__Your task__: Output every line below without omitting or altering anything.

--- begin Stored records ---

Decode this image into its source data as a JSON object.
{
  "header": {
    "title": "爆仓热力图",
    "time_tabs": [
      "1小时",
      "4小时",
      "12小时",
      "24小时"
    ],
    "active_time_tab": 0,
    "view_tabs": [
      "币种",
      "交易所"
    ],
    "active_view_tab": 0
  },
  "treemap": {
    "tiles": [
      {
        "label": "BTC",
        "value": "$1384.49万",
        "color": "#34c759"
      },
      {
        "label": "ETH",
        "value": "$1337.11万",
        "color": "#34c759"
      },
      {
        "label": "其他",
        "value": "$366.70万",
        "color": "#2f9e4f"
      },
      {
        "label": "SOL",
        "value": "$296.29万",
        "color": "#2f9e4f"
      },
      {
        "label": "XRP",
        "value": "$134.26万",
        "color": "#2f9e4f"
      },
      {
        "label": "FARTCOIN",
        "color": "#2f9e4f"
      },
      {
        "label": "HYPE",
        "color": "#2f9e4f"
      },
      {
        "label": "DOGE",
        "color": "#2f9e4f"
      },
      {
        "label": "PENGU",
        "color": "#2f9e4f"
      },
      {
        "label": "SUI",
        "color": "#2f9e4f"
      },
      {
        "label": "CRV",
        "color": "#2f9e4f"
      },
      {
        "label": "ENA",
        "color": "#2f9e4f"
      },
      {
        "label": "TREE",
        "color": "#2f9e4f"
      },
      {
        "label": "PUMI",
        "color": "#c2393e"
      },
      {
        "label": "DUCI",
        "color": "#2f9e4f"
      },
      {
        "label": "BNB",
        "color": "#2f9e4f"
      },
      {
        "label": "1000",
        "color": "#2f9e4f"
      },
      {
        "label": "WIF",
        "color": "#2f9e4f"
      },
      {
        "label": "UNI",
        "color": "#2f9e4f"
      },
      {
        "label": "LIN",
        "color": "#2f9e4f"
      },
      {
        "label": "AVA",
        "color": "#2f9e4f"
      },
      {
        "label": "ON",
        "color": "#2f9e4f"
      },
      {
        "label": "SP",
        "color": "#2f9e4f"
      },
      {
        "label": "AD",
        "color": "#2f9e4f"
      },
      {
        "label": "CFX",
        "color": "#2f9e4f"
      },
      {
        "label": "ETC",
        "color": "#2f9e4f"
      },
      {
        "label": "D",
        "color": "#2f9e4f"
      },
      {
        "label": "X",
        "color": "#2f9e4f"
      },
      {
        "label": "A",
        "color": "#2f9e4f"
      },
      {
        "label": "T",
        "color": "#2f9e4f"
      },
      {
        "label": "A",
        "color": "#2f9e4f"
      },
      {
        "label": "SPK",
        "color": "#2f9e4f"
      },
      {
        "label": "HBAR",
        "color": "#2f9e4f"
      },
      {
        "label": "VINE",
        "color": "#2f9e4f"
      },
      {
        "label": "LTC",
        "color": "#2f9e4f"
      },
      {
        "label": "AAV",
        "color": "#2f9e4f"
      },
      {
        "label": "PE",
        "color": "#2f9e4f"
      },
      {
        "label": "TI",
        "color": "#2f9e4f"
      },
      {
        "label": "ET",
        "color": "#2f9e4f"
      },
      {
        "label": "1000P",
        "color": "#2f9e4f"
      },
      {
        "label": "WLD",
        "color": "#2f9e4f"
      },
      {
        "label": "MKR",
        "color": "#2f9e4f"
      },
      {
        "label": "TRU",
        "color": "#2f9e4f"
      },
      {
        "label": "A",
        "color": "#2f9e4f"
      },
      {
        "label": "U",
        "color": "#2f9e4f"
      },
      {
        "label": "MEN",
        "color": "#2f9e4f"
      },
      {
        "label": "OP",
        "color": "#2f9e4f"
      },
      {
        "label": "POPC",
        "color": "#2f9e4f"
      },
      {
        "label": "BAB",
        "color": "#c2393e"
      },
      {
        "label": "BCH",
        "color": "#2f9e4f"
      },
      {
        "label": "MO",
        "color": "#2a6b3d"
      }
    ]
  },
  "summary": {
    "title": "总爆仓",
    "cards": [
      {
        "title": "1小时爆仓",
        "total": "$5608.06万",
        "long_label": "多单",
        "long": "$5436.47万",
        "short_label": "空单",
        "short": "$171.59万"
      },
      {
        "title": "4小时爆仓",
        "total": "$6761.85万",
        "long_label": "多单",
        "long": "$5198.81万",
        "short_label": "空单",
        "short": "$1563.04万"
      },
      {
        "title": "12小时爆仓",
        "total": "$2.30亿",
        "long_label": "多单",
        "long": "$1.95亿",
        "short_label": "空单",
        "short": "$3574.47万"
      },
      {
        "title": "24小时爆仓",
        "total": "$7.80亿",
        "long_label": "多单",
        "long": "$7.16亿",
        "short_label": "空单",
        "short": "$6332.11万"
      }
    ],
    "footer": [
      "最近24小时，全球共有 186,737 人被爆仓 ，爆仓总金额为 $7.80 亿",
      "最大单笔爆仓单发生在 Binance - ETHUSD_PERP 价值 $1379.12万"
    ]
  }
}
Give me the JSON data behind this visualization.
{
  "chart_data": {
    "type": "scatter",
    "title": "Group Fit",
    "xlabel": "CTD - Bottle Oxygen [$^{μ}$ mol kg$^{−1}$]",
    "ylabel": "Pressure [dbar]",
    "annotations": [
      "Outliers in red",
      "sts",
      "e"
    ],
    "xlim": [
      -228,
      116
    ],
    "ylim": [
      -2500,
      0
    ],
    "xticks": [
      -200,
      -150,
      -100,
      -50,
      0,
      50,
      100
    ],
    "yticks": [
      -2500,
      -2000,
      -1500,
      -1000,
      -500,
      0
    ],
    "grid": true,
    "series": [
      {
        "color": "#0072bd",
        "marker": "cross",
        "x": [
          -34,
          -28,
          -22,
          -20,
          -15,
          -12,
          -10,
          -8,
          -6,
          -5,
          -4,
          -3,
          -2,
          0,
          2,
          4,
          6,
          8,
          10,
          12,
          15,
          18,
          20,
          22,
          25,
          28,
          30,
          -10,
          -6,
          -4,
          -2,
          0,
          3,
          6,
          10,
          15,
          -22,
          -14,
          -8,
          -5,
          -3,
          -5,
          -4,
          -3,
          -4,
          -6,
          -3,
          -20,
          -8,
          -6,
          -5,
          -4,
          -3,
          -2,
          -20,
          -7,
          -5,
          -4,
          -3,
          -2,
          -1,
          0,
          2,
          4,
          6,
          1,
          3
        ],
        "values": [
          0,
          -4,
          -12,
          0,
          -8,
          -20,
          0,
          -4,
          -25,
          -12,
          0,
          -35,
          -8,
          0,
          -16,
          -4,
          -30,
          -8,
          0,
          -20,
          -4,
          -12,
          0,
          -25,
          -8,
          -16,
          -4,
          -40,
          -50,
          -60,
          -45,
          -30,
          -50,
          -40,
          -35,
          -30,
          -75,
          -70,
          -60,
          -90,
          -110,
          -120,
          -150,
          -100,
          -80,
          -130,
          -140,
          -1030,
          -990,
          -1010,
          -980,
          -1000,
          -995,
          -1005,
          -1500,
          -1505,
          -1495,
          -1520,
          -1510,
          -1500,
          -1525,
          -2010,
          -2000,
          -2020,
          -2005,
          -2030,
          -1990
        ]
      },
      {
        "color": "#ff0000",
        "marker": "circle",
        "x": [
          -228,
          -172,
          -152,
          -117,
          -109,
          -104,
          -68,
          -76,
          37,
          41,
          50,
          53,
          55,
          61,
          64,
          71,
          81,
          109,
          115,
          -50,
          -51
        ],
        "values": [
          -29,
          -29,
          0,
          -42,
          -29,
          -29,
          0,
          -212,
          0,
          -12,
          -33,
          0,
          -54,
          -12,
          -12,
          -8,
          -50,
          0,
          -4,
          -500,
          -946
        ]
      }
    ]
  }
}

--- end Stored records ---

__Response to this task__:
Decode this image into its source data as a JSON object.
{
  "header": {
    "title": "爆仓热力图",
    "time_tabs": [
      "1小时",
      "4小时",
      "12小时",
      "24小时"
    ],
    "active_time_tab": 0,
    "view_tabs": [
      "币种",
      "交易所"
    ],
    "active_view_tab": 0
  },
  "treemap": {
    "tiles": [
      {
        "label": "BTC",
        "value": "$1384.49万",
        "color": "#34c759"
      },
      {
        "label": "ETH",
        "value": "$1337.11万",
        "color": "#34c759"
      },
      {
        "label": "其他",
        "value": "$366.70万",
        "color": "#2f9e4f"
      },
      {
        "label": "SOL",
        "value": "$296.29万",
        "color": "#2f9e4f"
      },
      {
        "label": "XRP",
        "value": "$134.26万",
        "color": "#2f9e4f"
      },
      {
        "label": "FARTCOIN",
        "color": "#2f9e4f"
      },
      {
        "label": "HYPE",
        "color": "#2f9e4f"
      },
      {
        "label": "DOGE",
        "color": "#2f9e4f"
      },
      {
        "label": "PENGU",
        "color": "#2f9e4f"
      },
      {
        "label": "SUI",
        "color": "#2f9e4f"
      },
      {
        "label": "CRV",
        "color": "#2f9e4f"
      },
      {
        "label": "ENA",
        "color": "#2f9e4f"
      },
      {
        "label": "TREE",
        "color": "#2f9e4f"
      },
      {
        "label": "PUMI",
        "color": "#c2393e"
      },
      {
        "label": "DUCI",
        "color": "#2f9e4f"
      },
      {
        "label": "BNB",
        "color": "#2f9e4f"
      },
      {
        "label": "1000",
        "color": "#2f9e4f"
      },
      {
        "label": "WIF",
        "color": "#2f9e4f"
      },
      {
        "label": "UNI",
        "color": "#2f9e4f"
      },
      {
        "label": "LIN",
        "color": "#2f9e4f"
      },
      {
        "label": "AVA",
        "color": "#2f9e4f"
      },
      {
        "label": "ON",
        "color": "#2f9e4f"
      },
      {
        "label": "SP",
        "color": "#2f9e4f"
      },
      {
        "label": "AD",
        "color": "#2f9e4f"
      },
      {
        "label": "CFX",
        "color": "#2f9e4f"
      },
      {
        "label": "ETC",
        "color": "#2f9e4f"
      },
      {
        "label": "D",
        "color": "#2f9e4f"
      },
      {
        "label": "X",
        "color": "#2f9e4f"
      },
      {
        "label": "A",
        "color": "#2f9e4f"
      },
      {
        "label": "T",
        "color": "#2f9e4f"
      },
      {
        "label": "A",
        "color": "#2f9e4f"
      },
      {
        "label": "SPK",
        "color": "#2f9e4f"
      },
      {
        "label": "HBAR",
        "color": "#2f9e4f"
      },
      {
        "label": "VINE",
        "color": "#2f9e4f"
      },
      {
        "label": "LTC",
        "color": "#2f9e4f"
      },
      {
        "label": "AAV",
        "color": "#2f9e4f"
      },
      {
        "label": "PE",
        "color": "#2f9e4f"
      },
      {
        "label": "TI",
        "color": "#2f9e4f"
      },
      {
        "label": "ET",
        "color": "#2f9e4f"
      },
      {
        "label": "1000P",
        "color": "#2f9e4f"
      },
      {
        "label": "WLD",
        "color": "#2f9e4f"
      },
      {
        "label": "MKR",
        "color": "#2f9e4f"
      },
      {
        "label": "TRU",
        "color": "#2f9e4f"
      },
      {
        "label": "A",
        "color": "#2f9e4f"
      },
      {
        "label": "U",
        "color": "#2f9e4f"
      },
      {
        "label": "MEN",
        "color": "#2f9e4f"
      },
      {
        "label": "OP",
        "color": "#2f9e4f"
      },
      {
        "label": "POPC",
        "color": "#2f9e4f"
      },
      {
        "label": "BAB",
        "color": "#c2393e"
      },
      {
        "label": "BCH",
        "color": "#2f9e4f"
      },
      {
        "label": "MO",
        "color": "#2a6b3d"
      }
    ]
  },
  "summary": {
    "title": "总爆仓",
    "cards": [
      {
        "title": "1小时爆仓",
        "total": "$5608.06万",
        "long_label": "多单",
        "long": "$5436.47万",
        "short_label": "空单",
        "short": "$171.59万"
      },
      {
        "title": "4小时爆仓",
        "total": "$6761.85万",
        "long_label": "多单",
        "long": "$5198.81万",
        "short_label": "空单",
        "short": "$1563.04万"
      },
      {
        "title": "12小时爆仓",
        "total": "$2.30亿",
        "long_label": "多单",
        "long": "$1.95亿",
        "short_label": "空单",
        "short": "$3574.47万"
      },
      {
        "title": "24小时爆仓",
        "total": "$7.80亿",
        "long_label": "多单",
        "long": "$7.16亿",
        "short_label": "空单",
        "short": "$6332.11万"
      }
    ],
    "footer": [
      "最近24小时，全球共有 186,737 人被爆仓 ，爆仓总金额为 $7.80 亿",
      "最大单笔爆仓单发生在 Binance - ETHUSD_PERP 价值 $1379.12万"
    ]
  }
}
Give me the JSON data behind this visualization.
{
  "chart_data": {
    "type": "scatter",
    "title": "Group Fit",
    "xlabel": "CTD - Bottle Oxygen [$^{μ}$ mol kg$^{−1}$]",
    "ylabel": "Pressure [dbar]",
    "annotations": [
      "Outliers in red",
      "sts",
      "e"
    ],
    "xlim": [
      -228,
      116
    ],
    "ylim": [
      -2500,
      0
    ],
    "xticks": [
      -200,
      -150,
      -100,
      -50,
      0,
      50,
      100
    ],
    "yticks": [
      -2500,
      -2000,
      -1500,
      -1000,
      -500,
      0
    ],
    "grid": true,
    "series": [
      {
        "color": "#0072bd",
        "marker": "cross",
        "x": [
          -34,
          -28,
          -22,
          -20,
          -15,
          -12,
          -10,
          -8,
          -6,
          -5,
          -4,
          -3,
          -2,
          0,
          2,
          4,
          6,
          8,
          10,
          12,
          15,
          18,
          20,
          22,
          25,
          28,
          30,
          -10,
          -6,
          -4,
          -2,
          0,
          3,
          6,
          10,
          15,
          -22,
          -14,
          -8,
          -5,
          -3,
          -5,
          -4,
          -3,
          -4,
          -6,
          -3,
          -20,
          -8,
          -6,
          -5,
          -4,
          -3,
          -2,
          -20,
          -7,
          -5,
          -4,
          -3,
          -2,
          -1,
          0,
          2,
          4,
          6,
          1,
          3
        ],
        "values": [
          0,
          -4,
          -12,
          0,
          -8,
          -20,
          0,
          -4,
          -25,
          -12,
          0,
          -35,
          -8,
          0,
          -16,
          -4,
          -30,
          -8,
          0,
          -20,
          -4,
          -12,
          0,
          -25,
          -8,
          -16,
          -4,
          -40,
          -50,
          -60,
          -45,
          -30,
          -50,
          -40,
          -35,
          -30,
          -75,
          -70,
          -60,
          -90,
          -110,
          -120,
          -150,
          -100,
          -80,
          -130,
          -140,
          -1030,
          -990,
          -1010,
          -980,
          -1000,
          -995,
          -1005,
          -1500,
          -1505,
          -1495,
          -1520,
          -1510,
          -1500,
          -1525,
          -2010,
          -2000,
          -2020,
          -2005,
          -2030,
          -1990
        ]
      },
      {
        "color": "#ff0000",
        "marker": "circle",
        "x": [
          -228,
          -172,
          -152,
          -117,
          -109,
          -104,
          -68,
          -76,
          37,
          41,
          50,
          53,
          55,
          61,
          64,
          71,
          81,
          109,
          115,
          -50,
          -51
        ],
        "values": [
          -29,
          -29,
          0,
          -42,
          -29,
          -29,
          0,
          -212,
          0,
          -12,
          -33,
          0,
          -54,
          -12,
          -12,
          -8,
          -50,
          0,
          -4,
          -500,
          -946
        ]
      }
    ]
  }
}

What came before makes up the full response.